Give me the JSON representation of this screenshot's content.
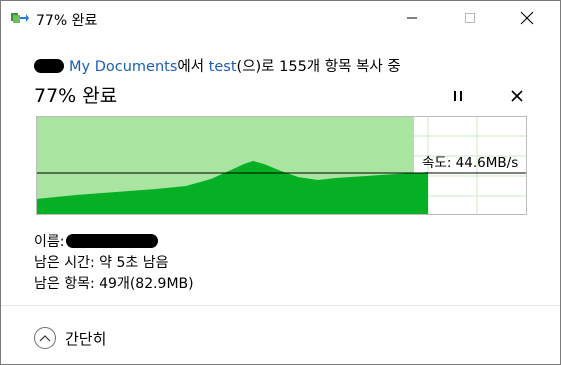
{
  "window": {
    "title": "77% 완료",
    "minimize_glyph": "—",
    "maximize_glyph": "☐",
    "close_glyph": "✕"
  },
  "operation": {
    "source_name": "My Documents",
    "from_word": "에서",
    "dest_name": "test",
    "middle_text": "(으)로 155개 항목 복사 중",
    "percent_title": "77% 완료",
    "progress_fraction": 0.77,
    "speed_text": "속도: 44.6MB/s"
  },
  "details": {
    "name_label": "이름:",
    "time_label": "남은 시간: 약 5초 남음",
    "items_label": "남은 항목: 49개(82.9MB)"
  },
  "footer": {
    "collapse_label": "간단히"
  },
  "colors": {
    "progress_fill": "#a9e5a0",
    "throughput_fill": "#06b025",
    "grid": "#cfe9c9",
    "link": "#1a5fb4"
  },
  "icons": {
    "title": "copy-arrow-icon",
    "pause": "pause-icon",
    "cancel": "close-icon",
    "collapse": "chevron-up-icon"
  }
}
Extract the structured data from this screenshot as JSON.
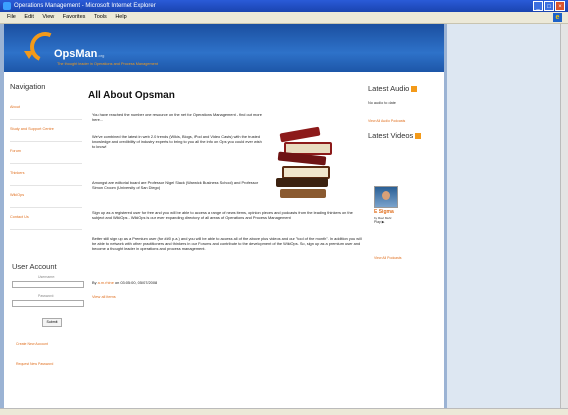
{
  "window": {
    "title": "Operations Management - Microsoft Internet Explorer"
  },
  "menu": [
    "File",
    "Edit",
    "View",
    "Favorites",
    "Tools",
    "Help"
  ],
  "header": {
    "logo": "OpsMan",
    "logo_suffix": ".org",
    "tagline": "The thought leader in Operations and Process Management"
  },
  "nav": {
    "title": "Navigation",
    "items": [
      "About",
      "Study and Support Centre",
      "Forum",
      "Thinkers",
      "WikiOps",
      "Contact Us"
    ]
  },
  "account": {
    "title": "User Account",
    "username_label": "Username:",
    "password_label": "Password:",
    "login": "Submit",
    "create": "Create New Account",
    "forgot": "Request New Password"
  },
  "main": {
    "title": "All About Opsman",
    "p1": "You have reached the number one resource on the net for Operations Management - find out more here...",
    "p2": "We've combined the latest in web 2.0 trends (Wikis, Blogs, iPod and Video Casts) with the trusted knowledge and credibility of industry experts to bring to you all the info on Ops you could ever wish to know!",
    "p3": "Amongst are editorial board are Professor Nigel Slack (Warwick Business School) and Professor Simon Croom (University of San Diego)",
    "p4": "Sign up as a registered user for free and you will be able to access a range of news items, opinion pieces and podcasts from the leading thinkers on the subject and WikiOps - WikiOps is our ever expanding directory of all areas of Operations and Process Management",
    "p5": "Better still sign up as a Premium user (for ##0 p.a.) and you will be able to access all of the above plus videos and our \"tool of the month\". In addition you will be able to network with other practitioners and thinkers in our Forums and contribute to the development of the WikiOps. So, sign up as a premium user and become a thought leader in operations and process management.",
    "byline_prefix": "By",
    "author": "a.m.rhine",
    "byline_date": "on 03:05:00, 05/07/2008",
    "view_all": "View all items"
  },
  "right": {
    "audio_title": "Latest Audio",
    "audio_text": "No audio to date",
    "audio_link": "View All Audio Podcasts",
    "videos_title": "Latest Videos",
    "video_name": "E Sigma",
    "video_by": "by Ravi Mehr",
    "video_play": "Play ▶",
    "videos_link": "View All Podcasts"
  }
}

> [THE EXERCISE]
Reproduce the full material exactly, excluding the pictures.

> [FINISHED EXERCISE]
Give me the JSON representation of this screenshot's content.
{
  "window": {
    "title": "77% 완료",
    "minimize_glyph": "—",
    "maximize_glyph": "☐",
    "close_glyph": "✕"
  },
  "operation": {
    "source_name": "My Documents",
    "from_word": "에서",
    "dest_name": "test",
    "middle_text": "(으)로 155개 항목 복사 중",
    "percent_title": "77% 완료",
    "progress_fraction": 0.77,
    "speed_text": "속도: 44.6MB/s"
  },
  "details": {
    "name_label": "이름:",
    "time_label": "남은 시간: 약 5초 남음",
    "items_label": "남은 항목: 49개(82.9MB)"
  },
  "footer": {
    "collapse_label": "간단히"
  },
  "colors": {
    "progress_fill": "#a9e5a0",
    "throughput_fill": "#06b025",
    "grid": "#cfe9c9",
    "link": "#1a5fb4"
  },
  "icons": {
    "title": "copy-arrow-icon",
    "pause": "pause-icon",
    "cancel": "close-icon",
    "collapse": "chevron-up-icon"
  }
}
Extract the structured data from this screenshot as JSON.
{
  "window": {
    "title": "Operations Management - Microsoft Internet Explorer"
  },
  "menu": [
    "File",
    "Edit",
    "View",
    "Favorites",
    "Tools",
    "Help"
  ],
  "header": {
    "logo": "OpsMan",
    "logo_suffix": ".org",
    "tagline": "The thought leader in Operations and Process Management"
  },
  "nav": {
    "title": "Navigation",
    "items": [
      "About",
      "Study and Support Centre",
      "Forum",
      "Thinkers",
      "WikiOps",
      "Contact Us"
    ]
  },
  "account": {
    "title": "User Account",
    "username_label": "Username:",
    "password_label": "Password:",
    "login": "Submit",
    "create": "Create New Account",
    "forgot": "Request New Password"
  },
  "main": {
    "title": "All About Opsman",
    "p1": "You have reached the number one resource on the net for Operations Management - find out more here...",
    "p2": "We've combined the latest in web 2.0 trends (Wikis, Blogs, iPod and Video Casts) with the trusted knowledge and credibility of industry experts to bring to you all the info on Ops you could ever wish to know!",
    "p3": "Amongst are editorial board are Professor Nigel Slack (Warwick Business School) and Professor Simon Croom (University of San Diego)",
    "p4": "Sign up as a registered user for free and you will be able to access a range of news items, opinion pieces and podcasts from the leading thinkers on the subject and WikiOps - WikiOps is our ever expanding directory of all areas of Operations and Process Management",
    "p5": "Better still sign up as a Premium user (for ##0 p.a.) and you will be able to access all of the above plus videos and our \"tool of the month\". In addition you will be able to network with other practitioners and thinkers in our Forums and contribute to the development of the WikiOps. So, sign up as a premium user and become a thought leader in operations and process management.",
    "byline_prefix": "By",
    "author": "a.m.rhine",
    "byline_date": "on 03:05:00, 05/07/2008",
    "view_all": "View all items"
  },
  "right": {
    "audio_title": "Latest Audio",
    "audio_text": "No audio to date",
    "audio_link": "View All Audio Podcasts",
    "videos_title": "Latest Videos",
    "video_name": "E Sigma",
    "video_by": "by Ravi Mehr",
    "video_play": "Play ▶",
    "videos_link": "View All Podcasts"
  }
}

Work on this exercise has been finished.